> _STATED PROBLEM_
Find each line with the word "القرآن" and state how many there are, nothing more.

Records contained in a dataset
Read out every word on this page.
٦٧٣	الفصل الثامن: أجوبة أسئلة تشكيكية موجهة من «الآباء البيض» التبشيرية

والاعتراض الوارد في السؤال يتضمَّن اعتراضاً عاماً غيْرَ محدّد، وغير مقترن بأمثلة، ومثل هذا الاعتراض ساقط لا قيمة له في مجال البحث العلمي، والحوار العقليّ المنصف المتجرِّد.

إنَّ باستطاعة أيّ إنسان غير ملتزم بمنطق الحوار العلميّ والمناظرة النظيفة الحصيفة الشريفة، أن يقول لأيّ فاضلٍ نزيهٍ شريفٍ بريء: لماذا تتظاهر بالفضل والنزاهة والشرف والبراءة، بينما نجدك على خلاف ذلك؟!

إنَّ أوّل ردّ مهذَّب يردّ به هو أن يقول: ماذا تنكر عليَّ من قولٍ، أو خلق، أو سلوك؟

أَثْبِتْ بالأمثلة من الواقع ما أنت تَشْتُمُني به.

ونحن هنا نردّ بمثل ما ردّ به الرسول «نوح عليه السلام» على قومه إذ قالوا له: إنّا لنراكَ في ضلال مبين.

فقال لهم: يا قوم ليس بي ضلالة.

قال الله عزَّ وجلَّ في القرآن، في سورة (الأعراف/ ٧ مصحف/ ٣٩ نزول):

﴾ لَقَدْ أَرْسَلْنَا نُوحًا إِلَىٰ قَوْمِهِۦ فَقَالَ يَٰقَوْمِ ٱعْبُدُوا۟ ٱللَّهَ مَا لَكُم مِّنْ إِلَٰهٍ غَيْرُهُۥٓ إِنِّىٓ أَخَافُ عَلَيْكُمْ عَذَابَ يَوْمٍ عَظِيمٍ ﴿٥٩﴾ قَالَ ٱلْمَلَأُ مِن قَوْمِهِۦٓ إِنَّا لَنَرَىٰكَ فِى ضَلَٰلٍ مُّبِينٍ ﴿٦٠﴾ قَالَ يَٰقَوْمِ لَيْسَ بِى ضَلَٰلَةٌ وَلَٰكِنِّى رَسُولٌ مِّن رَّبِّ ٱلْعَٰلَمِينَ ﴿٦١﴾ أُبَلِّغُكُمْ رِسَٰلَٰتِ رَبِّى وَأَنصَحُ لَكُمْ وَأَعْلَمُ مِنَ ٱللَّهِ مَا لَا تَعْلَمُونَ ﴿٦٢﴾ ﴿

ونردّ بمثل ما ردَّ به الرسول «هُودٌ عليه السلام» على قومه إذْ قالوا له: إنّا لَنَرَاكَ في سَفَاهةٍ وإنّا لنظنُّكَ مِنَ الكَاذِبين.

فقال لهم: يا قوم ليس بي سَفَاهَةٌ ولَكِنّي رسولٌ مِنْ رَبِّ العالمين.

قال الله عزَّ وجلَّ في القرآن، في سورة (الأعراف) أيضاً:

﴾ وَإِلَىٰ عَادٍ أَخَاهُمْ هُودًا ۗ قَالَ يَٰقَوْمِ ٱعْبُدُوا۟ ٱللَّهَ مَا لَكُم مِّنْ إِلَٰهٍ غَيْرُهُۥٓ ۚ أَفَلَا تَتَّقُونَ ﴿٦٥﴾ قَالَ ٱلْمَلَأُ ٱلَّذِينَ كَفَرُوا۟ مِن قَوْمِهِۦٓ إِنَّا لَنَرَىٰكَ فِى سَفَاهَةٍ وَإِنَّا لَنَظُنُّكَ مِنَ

> _ANSWER FOR THE TASK_
2